#### RECORDS
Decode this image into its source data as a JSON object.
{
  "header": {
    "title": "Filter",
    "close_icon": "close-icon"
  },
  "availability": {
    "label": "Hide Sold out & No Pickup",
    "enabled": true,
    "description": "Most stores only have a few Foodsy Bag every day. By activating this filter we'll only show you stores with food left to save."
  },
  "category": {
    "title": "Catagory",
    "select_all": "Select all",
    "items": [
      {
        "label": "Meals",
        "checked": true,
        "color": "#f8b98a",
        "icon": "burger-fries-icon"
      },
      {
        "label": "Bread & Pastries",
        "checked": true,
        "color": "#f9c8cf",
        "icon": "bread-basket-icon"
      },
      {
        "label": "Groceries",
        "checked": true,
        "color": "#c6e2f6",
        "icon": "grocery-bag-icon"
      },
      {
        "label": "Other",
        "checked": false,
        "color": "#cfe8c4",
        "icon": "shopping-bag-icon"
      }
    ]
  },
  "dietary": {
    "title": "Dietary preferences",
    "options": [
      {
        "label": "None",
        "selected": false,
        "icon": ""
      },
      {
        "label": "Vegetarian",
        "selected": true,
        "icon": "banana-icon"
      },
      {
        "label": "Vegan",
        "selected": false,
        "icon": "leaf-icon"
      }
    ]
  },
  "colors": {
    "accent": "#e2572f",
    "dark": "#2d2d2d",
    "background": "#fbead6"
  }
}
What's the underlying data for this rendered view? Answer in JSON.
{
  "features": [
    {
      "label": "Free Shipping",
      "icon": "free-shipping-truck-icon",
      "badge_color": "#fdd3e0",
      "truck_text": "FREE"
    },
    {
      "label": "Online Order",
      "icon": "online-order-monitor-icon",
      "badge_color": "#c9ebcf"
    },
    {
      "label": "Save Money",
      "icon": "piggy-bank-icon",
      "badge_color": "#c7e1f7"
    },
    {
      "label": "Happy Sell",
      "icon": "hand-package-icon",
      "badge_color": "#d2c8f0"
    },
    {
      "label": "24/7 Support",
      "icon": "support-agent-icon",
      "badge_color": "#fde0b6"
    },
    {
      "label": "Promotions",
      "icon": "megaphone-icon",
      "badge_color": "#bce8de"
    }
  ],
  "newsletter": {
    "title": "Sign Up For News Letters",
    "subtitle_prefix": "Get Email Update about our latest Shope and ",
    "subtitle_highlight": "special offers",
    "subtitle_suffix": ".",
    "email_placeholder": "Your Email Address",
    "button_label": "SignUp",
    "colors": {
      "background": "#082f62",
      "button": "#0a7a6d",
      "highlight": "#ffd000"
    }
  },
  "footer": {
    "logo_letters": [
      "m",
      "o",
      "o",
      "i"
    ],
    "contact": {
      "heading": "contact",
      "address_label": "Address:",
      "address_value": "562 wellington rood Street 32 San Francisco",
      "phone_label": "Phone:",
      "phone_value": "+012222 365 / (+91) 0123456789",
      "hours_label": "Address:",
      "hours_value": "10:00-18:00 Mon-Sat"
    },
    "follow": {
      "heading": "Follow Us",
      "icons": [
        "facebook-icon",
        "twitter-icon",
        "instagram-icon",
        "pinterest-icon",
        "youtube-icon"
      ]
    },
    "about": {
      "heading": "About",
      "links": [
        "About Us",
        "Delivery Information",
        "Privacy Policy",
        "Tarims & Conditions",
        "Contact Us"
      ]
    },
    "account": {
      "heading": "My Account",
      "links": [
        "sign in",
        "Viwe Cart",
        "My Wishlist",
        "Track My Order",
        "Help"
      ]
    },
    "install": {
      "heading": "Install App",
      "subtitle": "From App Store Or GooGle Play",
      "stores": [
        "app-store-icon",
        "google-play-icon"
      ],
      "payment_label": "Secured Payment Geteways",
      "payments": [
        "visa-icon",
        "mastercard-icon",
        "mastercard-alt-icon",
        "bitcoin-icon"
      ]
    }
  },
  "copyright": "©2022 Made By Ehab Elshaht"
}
########
▶ **GIVEN TASK**: Only the number is wanted: how many lines of the data contain the word "heading"?

▶ **EXERCISE SOLUTION**: 5